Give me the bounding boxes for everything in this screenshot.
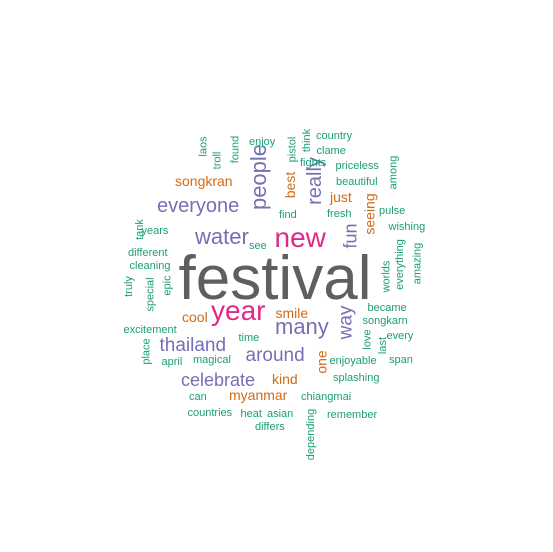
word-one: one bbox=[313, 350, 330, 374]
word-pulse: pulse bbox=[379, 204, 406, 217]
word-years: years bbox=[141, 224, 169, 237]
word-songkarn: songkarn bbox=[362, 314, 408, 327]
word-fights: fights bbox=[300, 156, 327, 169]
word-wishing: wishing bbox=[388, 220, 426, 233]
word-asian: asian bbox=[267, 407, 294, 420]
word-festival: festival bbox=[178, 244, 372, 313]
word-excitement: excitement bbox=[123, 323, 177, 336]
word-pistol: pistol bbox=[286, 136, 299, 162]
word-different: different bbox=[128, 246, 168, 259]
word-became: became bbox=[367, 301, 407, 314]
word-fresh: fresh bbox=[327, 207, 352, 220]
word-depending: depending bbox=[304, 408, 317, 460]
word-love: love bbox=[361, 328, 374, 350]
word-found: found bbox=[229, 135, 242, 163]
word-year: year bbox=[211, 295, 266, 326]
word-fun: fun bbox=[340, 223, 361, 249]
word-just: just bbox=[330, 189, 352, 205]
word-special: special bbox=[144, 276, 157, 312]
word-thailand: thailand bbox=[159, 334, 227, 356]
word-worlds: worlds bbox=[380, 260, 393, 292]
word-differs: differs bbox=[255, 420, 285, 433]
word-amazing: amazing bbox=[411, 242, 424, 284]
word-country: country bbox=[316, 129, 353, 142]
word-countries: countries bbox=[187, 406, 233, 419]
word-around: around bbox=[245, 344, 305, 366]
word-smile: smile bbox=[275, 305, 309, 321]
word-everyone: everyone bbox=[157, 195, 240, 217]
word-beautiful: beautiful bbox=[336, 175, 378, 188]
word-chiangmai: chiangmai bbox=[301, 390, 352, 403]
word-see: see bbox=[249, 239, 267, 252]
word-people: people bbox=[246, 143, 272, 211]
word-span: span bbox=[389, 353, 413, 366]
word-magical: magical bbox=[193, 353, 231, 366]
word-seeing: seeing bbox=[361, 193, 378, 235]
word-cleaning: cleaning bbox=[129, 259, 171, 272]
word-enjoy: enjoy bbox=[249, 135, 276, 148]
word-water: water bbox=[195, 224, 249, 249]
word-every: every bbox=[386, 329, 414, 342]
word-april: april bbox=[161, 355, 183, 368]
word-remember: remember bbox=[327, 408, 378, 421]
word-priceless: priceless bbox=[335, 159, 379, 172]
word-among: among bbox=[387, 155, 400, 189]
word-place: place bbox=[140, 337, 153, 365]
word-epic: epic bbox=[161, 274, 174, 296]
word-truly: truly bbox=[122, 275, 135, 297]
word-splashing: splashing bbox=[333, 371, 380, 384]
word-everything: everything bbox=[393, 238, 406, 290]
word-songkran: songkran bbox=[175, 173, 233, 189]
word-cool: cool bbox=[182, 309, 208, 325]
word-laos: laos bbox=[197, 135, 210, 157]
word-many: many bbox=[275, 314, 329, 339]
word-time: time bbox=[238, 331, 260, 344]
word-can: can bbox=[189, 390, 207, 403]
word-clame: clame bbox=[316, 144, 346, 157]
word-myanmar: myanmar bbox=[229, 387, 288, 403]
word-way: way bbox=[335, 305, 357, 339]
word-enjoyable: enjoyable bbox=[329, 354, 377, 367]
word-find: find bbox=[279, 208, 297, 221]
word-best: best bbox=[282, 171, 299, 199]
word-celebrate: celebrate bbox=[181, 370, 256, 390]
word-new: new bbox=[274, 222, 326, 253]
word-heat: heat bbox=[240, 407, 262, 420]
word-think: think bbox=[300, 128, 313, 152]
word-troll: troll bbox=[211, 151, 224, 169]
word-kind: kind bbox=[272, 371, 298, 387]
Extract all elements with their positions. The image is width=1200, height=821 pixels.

(Exercise details): Find every line in the records above that contains the string "everything", and copy each such line in full.

(Reply to the task):
Give me the bounding boxes for everything in this screenshot.
word-everything: everything bbox=[393, 238, 406, 290]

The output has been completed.